Repeat the lines that follow, leaving nothing out.

Items listed in a dataset:

■ ■ ■ ■

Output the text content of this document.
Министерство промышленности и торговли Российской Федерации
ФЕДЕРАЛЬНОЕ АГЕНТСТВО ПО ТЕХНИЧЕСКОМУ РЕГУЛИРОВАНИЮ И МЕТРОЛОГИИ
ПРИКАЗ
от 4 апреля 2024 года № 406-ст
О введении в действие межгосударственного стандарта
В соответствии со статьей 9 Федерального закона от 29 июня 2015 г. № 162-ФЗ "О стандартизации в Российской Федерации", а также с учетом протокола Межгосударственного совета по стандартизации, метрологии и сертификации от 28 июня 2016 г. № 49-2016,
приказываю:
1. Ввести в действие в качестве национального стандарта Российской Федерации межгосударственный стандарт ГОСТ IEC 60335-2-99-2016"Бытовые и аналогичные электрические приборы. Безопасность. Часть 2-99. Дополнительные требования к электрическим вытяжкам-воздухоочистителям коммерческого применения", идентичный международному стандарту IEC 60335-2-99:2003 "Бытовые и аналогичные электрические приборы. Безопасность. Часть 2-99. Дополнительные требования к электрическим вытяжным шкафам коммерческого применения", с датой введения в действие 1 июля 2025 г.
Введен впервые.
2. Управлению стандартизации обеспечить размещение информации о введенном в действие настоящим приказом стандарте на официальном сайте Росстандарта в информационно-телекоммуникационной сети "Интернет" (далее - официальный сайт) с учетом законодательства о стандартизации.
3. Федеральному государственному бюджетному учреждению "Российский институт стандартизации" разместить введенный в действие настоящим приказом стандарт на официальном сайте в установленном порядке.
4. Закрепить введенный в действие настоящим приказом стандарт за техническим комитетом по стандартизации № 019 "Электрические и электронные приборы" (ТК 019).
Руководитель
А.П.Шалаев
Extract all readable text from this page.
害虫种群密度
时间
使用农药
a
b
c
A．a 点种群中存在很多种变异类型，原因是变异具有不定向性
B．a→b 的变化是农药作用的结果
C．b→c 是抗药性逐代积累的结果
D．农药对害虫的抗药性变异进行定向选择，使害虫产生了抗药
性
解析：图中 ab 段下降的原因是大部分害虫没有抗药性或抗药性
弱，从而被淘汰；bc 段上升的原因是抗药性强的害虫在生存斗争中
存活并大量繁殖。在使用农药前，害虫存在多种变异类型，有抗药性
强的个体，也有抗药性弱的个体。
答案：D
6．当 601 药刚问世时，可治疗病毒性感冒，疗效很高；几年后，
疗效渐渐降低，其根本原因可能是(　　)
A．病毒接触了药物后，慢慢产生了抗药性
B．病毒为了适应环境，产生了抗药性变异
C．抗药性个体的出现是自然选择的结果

■ ■ ■ ■

**ANSWER TO THE PROBLEM**
Output the text content of this document.
Министерство промышленности и торговли Российской Федерации
ФЕДЕРАЛЬНОЕ АГЕНТСТВО ПО ТЕХНИЧЕСКОМУ РЕГУЛИРОВАНИЮ И МЕТРОЛОГИИ
ПРИКАЗ
от 4 апреля 2024 года № 406-ст
О введении в действие межгосударственного стандарта
В соответствии со статьей 9 Федерального закона от 29 июня 2015 г. № 162-ФЗ "О стандартизации в Российской Федерации", а также с учетом протокола Межгосударственного совета по стандартизации, метрологии и сертификации от 28 июня 2016 г. № 49-2016,
приказываю:
1. Ввести в действие в качестве национального стандарта Российской Федерации межгосударственный стандарт ГОСТ IEC 60335-2-99-2016"Бытовые и аналогичные электрические приборы. Безопасность. Часть 2-99. Дополнительные требования к электрическим вытяжкам-воздухоочистителям коммерческого применения", идентичный международному стандарту IEC 60335-2-99:2003 "Бытовые и аналогичные электрические приборы. Безопасность. Часть 2-99. Дополнительные требования к электрическим вытяжным шкафам коммерческого применения", с датой введения в действие 1 июля 2025 г.
Введен впервые.
2. Управлению стандартизации обеспечить размещение информации о введенном в действие настоящим приказом стандарте на официальном сайте Росстандарта в информационно-телекоммуникационной сети "Интернет" (далее - официальный сайт) с учетом законодательства о стандартизации.
3. Федеральному государственному бюджетному учреждению "Российский институт стандартизации" разместить введенный в действие настоящим приказом стандарт на официальном сайте в установленном порядке.
4. Закрепить введенный в действие настоящим приказом стандарт за техническим комитетом по стандартизации № 019 "Электрические и электронные приборы" (ТК 019).
Руководитель
А.П.Шалаев
Extract all readable text from this page.
害虫种群密度
时间
使用农药
a
b
c
A．a 点种群中存在很多种变异类型，原因是变异具有不定向性
B．a→b 的变化是农药作用的结果
C．b→c 是抗药性逐代积累的结果
D．农药对害虫的抗药性变异进行定向选择，使害虫产生了抗药
性
解析：图中 ab 段下降的原因是大部分害虫没有抗药性或抗药性
弱，从而被淘汰；bc 段上升的原因是抗药性强的害虫在生存斗争中
存活并大量繁殖。在使用农药前，害虫存在多种变异类型，有抗药性
强的个体，也有抗药性弱的个体。
答案：D
6．当 601 药刚问世时，可治疗病毒性感冒，疗效很高；几年后，
疗效渐渐降低，其根本原因可能是(　　)
A．病毒接触了药物后，慢慢产生了抗药性
B．病毒为了适应环境，产生了抗药性变异
C．抗药性个体的出现是自然选择的结果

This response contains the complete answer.